Copy out every line of the records below character for character, omitting the pictures.

** start of MATERIAL SHOWN **

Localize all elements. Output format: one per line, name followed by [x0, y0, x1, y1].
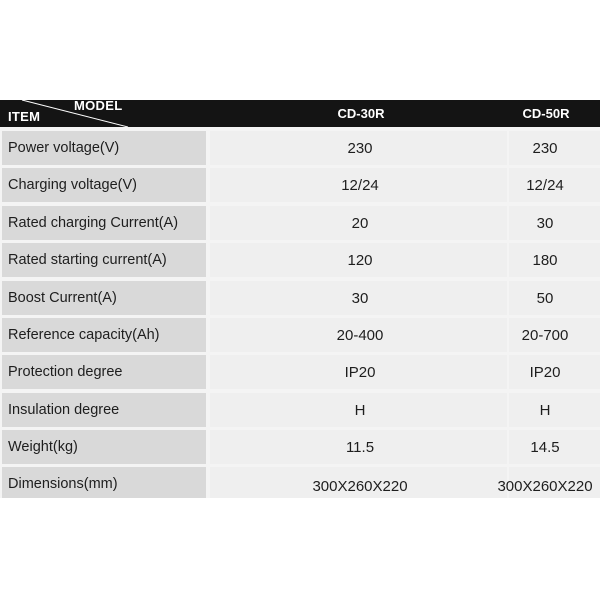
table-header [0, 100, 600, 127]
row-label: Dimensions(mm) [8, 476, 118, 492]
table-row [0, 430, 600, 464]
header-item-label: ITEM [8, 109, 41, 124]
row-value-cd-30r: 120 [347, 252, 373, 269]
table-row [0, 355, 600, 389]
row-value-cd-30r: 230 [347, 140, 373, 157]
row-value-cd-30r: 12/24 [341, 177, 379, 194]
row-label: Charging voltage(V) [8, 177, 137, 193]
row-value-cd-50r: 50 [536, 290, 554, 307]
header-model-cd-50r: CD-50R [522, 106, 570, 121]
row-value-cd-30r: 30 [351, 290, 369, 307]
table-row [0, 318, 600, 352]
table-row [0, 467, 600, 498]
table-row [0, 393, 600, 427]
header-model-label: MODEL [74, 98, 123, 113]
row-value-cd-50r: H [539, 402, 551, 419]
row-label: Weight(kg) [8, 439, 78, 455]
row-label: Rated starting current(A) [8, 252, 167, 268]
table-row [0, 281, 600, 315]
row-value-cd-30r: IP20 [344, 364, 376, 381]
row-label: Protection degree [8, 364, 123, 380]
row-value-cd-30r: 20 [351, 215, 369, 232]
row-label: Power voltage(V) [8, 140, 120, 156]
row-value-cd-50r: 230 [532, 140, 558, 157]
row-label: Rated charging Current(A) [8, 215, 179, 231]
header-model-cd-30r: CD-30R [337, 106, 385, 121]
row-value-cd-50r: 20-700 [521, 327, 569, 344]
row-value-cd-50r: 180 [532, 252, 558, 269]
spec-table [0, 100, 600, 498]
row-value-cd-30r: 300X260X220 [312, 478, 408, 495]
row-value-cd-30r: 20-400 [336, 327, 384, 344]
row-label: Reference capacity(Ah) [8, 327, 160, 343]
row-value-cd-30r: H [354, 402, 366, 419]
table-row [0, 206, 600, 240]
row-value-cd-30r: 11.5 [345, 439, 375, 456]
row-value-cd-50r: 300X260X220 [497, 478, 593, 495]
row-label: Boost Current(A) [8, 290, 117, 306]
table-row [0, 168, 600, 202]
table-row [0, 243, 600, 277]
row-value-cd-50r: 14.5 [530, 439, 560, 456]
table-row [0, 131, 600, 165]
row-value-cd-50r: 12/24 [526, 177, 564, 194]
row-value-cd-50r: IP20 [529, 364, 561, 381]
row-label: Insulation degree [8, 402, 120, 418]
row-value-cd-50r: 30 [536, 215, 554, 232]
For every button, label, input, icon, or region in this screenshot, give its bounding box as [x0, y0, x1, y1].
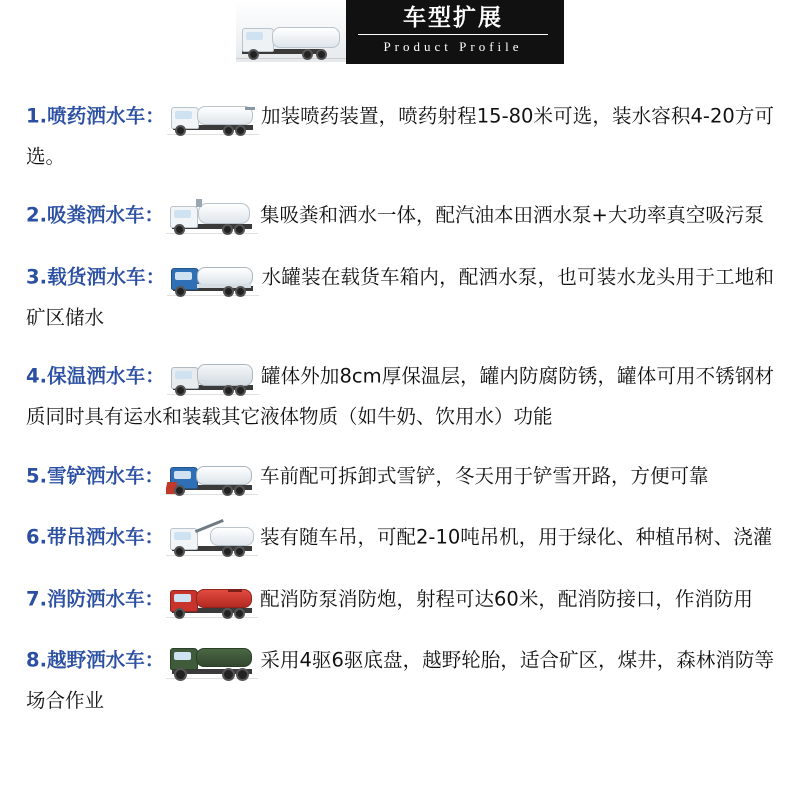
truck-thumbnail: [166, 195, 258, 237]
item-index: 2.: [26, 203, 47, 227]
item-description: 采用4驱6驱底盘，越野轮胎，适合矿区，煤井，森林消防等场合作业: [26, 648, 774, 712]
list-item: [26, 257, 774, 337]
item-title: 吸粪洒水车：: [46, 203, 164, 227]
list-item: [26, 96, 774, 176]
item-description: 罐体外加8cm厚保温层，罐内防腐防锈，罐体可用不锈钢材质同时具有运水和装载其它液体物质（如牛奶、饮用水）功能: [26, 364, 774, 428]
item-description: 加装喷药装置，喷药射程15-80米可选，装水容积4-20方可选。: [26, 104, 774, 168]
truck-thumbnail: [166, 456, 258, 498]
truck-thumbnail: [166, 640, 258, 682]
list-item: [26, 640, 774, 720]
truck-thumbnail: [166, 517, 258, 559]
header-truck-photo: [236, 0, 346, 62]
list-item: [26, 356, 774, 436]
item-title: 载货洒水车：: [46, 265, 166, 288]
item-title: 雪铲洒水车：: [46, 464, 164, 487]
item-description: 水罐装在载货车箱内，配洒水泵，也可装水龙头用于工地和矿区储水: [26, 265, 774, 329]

** end of MATERIAL SHOWN **

- _ANSWER_
Localize all elements. Output format: one per line, name followed by [x0, y0, x1, y1].
table-header [0, 100, 600, 127]
row-label: Dimensions(mm) [8, 476, 118, 492]
table-row [0, 430, 600, 464]
header-item-label: ITEM [8, 109, 41, 124]
row-value-cd-30r: 120 [347, 252, 373, 269]
table-row [0, 355, 600, 389]
row-value-cd-30r: 230 [347, 140, 373, 157]
row-value-cd-30r: 12/24 [341, 177, 379, 194]
row-label: Charging voltage(V) [8, 177, 137, 193]
row-value-cd-50r: 50 [536, 290, 554, 307]
header-model-cd-50r: CD-50R [522, 106, 570, 121]
row-value-cd-30r: 30 [351, 290, 369, 307]
table-row [0, 318, 600, 352]
table-row [0, 467, 600, 498]
table-row [0, 393, 600, 427]
header-model-label: MODEL [74, 98, 123, 113]
row-value-cd-50r: H [539, 402, 551, 419]
row-label: Weight(kg) [8, 439, 78, 455]
row-label: Rated starting current(A) [8, 252, 167, 268]
table-row [0, 281, 600, 315]
row-value-cd-30r: IP20 [344, 364, 376, 381]
row-label: Protection degree [8, 364, 123, 380]
row-value-cd-30r: 20 [351, 215, 369, 232]
row-label: Power voltage(V) [8, 140, 120, 156]
row-value-cd-50r: 230 [532, 140, 558, 157]
row-label: Rated charging Current(A) [8, 215, 179, 231]
header-model-cd-30r: CD-30R [337, 106, 385, 121]
row-value-cd-50r: 20-700 [521, 327, 569, 344]
row-value-cd-50r: 180 [532, 252, 558, 269]
spec-table [0, 100, 600, 498]
row-value-cd-30r: 300X260X220 [312, 478, 408, 495]
row-value-cd-30r: 20-400 [336, 327, 384, 344]
row-label: Reference capacity(Ah) [8, 327, 160, 343]
row-value-cd-30r: H [354, 402, 366, 419]
table-row [0, 206, 600, 240]
row-value-cd-30r: 11.5 [345, 439, 375, 456]
row-value-cd-50r: 300X260X220 [497, 478, 593, 495]
row-label: Boost Current(A) [8, 290, 117, 306]
table-row [0, 168, 600, 202]
table-row [0, 243, 600, 277]
row-value-cd-50r: 14.5 [530, 439, 560, 456]
table-row [0, 131, 600, 165]
row-value-cd-50r: 12/24 [526, 177, 564, 194]
row-value-cd-50r: IP20 [529, 364, 561, 381]
row-label: Insulation degree [8, 402, 120, 418]
row-value-cd-50r: 30 [536, 215, 554, 232]
For every button, label, input, icon, or region in this screenshot, give its bounding box as [x0, y0, x1, y1].
truck-thumbnail: [166, 195, 258, 237]
item-index: 2.: [26, 203, 47, 227]
item-description: 采用4驱6驱底盘，越野轮胎，适合矿区，煤井，森林消防等场合作业: [26, 648, 774, 712]
list-item: [26, 257, 774, 337]
item-title: 吸粪洒水车：: [46, 203, 164, 227]
list-item: [26, 96, 774, 176]
item-description: 罐体外加8cm厚保温层，罐内防腐防锈，罐体可用不锈钢材质同时具有运水和装载其它液体物质（如牛奶、饮用水）功能: [26, 364, 774, 428]
item-description: 加装喷药装置，喷药射程15-80米可选，装水容积4-20方可选。: [26, 104, 774, 168]
truck-thumbnail: [166, 456, 258, 498]
truck-thumbnail: [166, 640, 258, 682]
list-item: [26, 640, 774, 720]
truck-thumbnail: [166, 517, 258, 559]
header-truck-photo: [236, 0, 346, 62]
list-item: [26, 356, 774, 436]
item-title: 载货洒水车：: [46, 265, 166, 288]
item-title: 雪铲洒水车：: [46, 464, 164, 487]
item-description: 水罐装在载货车箱内，配洒水泵，也可装水龙头用于工地和矿区储水: [26, 265, 774, 329]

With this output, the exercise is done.